Requirements =>
Answer with nothing but the number of lines that include the word "true".

******

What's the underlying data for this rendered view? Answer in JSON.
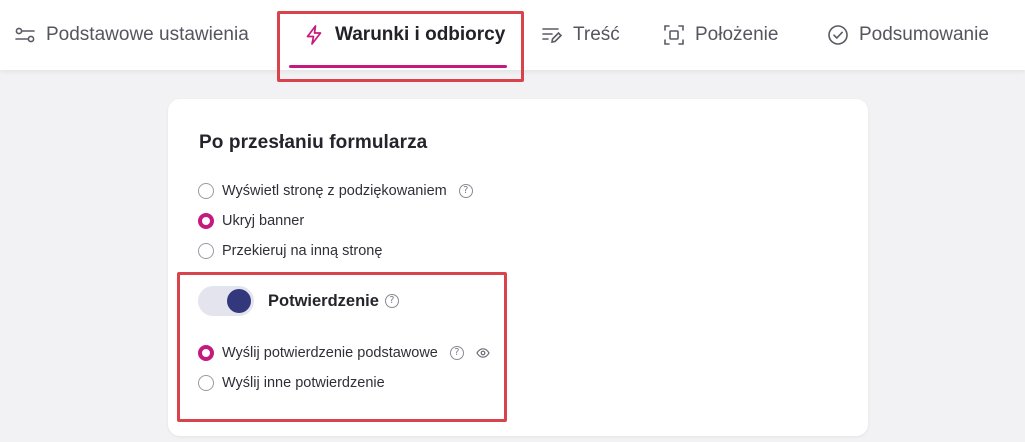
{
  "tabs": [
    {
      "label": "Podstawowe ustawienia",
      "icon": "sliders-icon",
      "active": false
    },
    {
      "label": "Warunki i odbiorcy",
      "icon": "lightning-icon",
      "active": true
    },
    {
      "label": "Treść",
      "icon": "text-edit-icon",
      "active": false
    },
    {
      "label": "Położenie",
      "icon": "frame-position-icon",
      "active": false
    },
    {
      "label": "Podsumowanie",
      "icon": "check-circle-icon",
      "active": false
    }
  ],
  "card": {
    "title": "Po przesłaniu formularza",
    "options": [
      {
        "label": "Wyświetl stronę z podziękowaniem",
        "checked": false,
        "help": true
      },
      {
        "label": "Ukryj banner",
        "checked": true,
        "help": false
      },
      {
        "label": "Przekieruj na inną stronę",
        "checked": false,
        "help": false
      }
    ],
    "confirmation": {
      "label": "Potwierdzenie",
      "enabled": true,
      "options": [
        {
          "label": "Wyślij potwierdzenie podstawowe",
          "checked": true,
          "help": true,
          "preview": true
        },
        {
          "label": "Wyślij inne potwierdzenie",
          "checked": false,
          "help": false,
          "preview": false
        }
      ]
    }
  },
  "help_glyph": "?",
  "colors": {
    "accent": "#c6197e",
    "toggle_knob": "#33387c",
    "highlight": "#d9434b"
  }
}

******

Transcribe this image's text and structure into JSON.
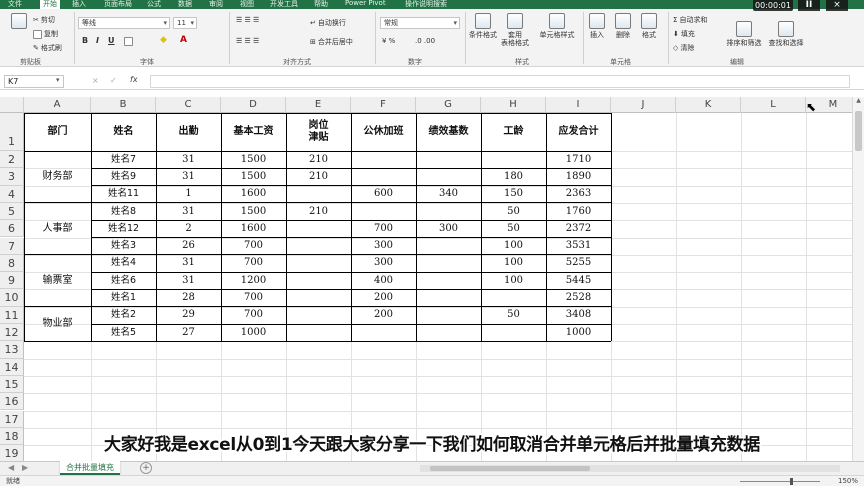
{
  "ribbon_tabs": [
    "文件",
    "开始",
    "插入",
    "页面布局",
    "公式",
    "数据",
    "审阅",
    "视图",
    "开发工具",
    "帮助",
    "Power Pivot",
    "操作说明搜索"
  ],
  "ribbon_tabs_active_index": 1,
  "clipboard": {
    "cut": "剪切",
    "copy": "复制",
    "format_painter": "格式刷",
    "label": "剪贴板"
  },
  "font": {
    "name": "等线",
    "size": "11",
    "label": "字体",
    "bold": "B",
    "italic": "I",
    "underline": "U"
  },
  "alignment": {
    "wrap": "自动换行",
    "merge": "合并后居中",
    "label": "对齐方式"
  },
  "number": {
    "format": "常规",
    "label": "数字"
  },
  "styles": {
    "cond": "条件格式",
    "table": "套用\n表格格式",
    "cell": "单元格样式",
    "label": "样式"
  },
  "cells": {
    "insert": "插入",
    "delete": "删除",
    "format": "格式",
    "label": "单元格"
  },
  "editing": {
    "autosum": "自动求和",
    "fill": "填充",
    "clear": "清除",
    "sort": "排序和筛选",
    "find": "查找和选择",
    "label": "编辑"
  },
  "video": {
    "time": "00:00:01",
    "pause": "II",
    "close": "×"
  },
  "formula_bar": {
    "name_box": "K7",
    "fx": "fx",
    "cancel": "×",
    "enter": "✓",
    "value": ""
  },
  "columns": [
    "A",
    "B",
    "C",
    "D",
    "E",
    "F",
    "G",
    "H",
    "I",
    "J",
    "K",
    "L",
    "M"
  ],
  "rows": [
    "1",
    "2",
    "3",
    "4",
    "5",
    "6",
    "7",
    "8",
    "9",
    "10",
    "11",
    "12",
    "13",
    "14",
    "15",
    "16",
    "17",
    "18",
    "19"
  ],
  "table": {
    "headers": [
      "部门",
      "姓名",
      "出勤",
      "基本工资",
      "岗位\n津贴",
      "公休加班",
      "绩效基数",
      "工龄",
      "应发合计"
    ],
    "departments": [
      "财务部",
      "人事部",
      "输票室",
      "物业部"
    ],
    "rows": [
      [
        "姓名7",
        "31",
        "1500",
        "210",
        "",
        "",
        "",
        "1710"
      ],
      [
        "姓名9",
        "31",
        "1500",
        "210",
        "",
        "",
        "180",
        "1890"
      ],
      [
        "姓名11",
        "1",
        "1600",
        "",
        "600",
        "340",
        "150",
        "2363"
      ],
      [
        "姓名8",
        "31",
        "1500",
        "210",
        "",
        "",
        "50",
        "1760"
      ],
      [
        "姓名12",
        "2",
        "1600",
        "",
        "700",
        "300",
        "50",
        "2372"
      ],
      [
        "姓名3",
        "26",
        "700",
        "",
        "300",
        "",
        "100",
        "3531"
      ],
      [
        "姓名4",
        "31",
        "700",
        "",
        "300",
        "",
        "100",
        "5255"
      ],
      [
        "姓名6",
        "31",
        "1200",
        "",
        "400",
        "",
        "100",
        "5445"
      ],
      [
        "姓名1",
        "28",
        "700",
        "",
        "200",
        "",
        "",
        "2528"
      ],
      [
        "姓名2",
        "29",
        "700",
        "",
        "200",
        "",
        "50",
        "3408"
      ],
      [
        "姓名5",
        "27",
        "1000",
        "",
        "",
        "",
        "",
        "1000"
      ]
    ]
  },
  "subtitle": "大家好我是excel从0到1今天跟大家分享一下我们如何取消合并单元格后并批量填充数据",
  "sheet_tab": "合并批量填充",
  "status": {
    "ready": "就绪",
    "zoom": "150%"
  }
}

******

Written response =>
7